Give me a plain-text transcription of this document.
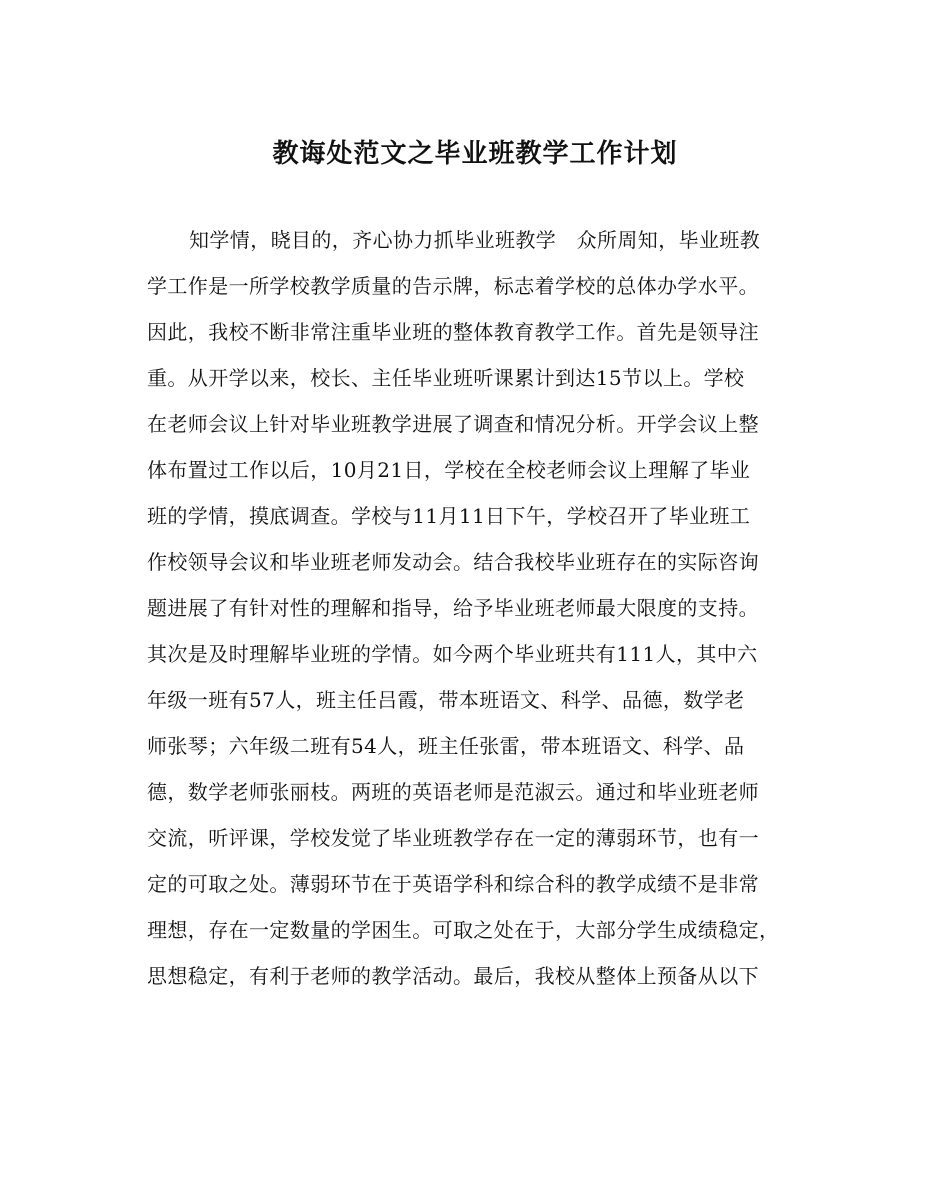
教诲处范文之毕业班教学工作计划
知学情，晓目的，齐心协力抓毕业班教学　众所周知，毕业班教
学工作是一所学校教学质量的告示牌，标志着学校的总体办学水平。
因此，我校不断非常注重毕业班的整体教育教学工作。首先是领导注
重。从开学以来，校长、主任毕业班听课累计到达15节以上。学校
在老师会议上针对毕业班教学进展了调查和情况分析。开学会议上整
体布置过工作以后，10月21日，学校在全校老师会议上理解了毕业
班的学情，摸底调查。学校与11月11日下午，学校召开了毕业班工
作校领导会议和毕业班老师发动会。结合我校毕业班存在的实际咨询
题进展了有针对性的理解和指导，给予毕业班老师最大限度的支持。
其次是及时理解毕业班的学情。如今两个毕业班共有111人，其中六
年级一班有57人，班主任吕霞，带本班语文、科学、品德，数学老
师张琴；六年级二班有54人，班主任张雷，带本班语文、科学、品
德，数学老师张丽枝。两班的英语老师是范淑云。通过和毕业班老师
交流，听评课，学校发觉了毕业班教学存在一定的薄弱环节，也有一
定的可取之处。薄弱环节在于英语学科和综合科的教学成绩不是非常
理想，存在一定数量的学困生。可取之处在于，大部分学生成绩稳定，
思想稳定，有利于老师的教学活动。最后，我校从整体上预备从以下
---+---
STATED TASK:
Write out every line of the entries that holds the word "带本班语文".

THE RESULT:
年级一班有57人，班主任吕霞，带本班语文、科学、品德，数学老
师张琴；六年级二班有54人，班主任张雷，带本班语文、科学、品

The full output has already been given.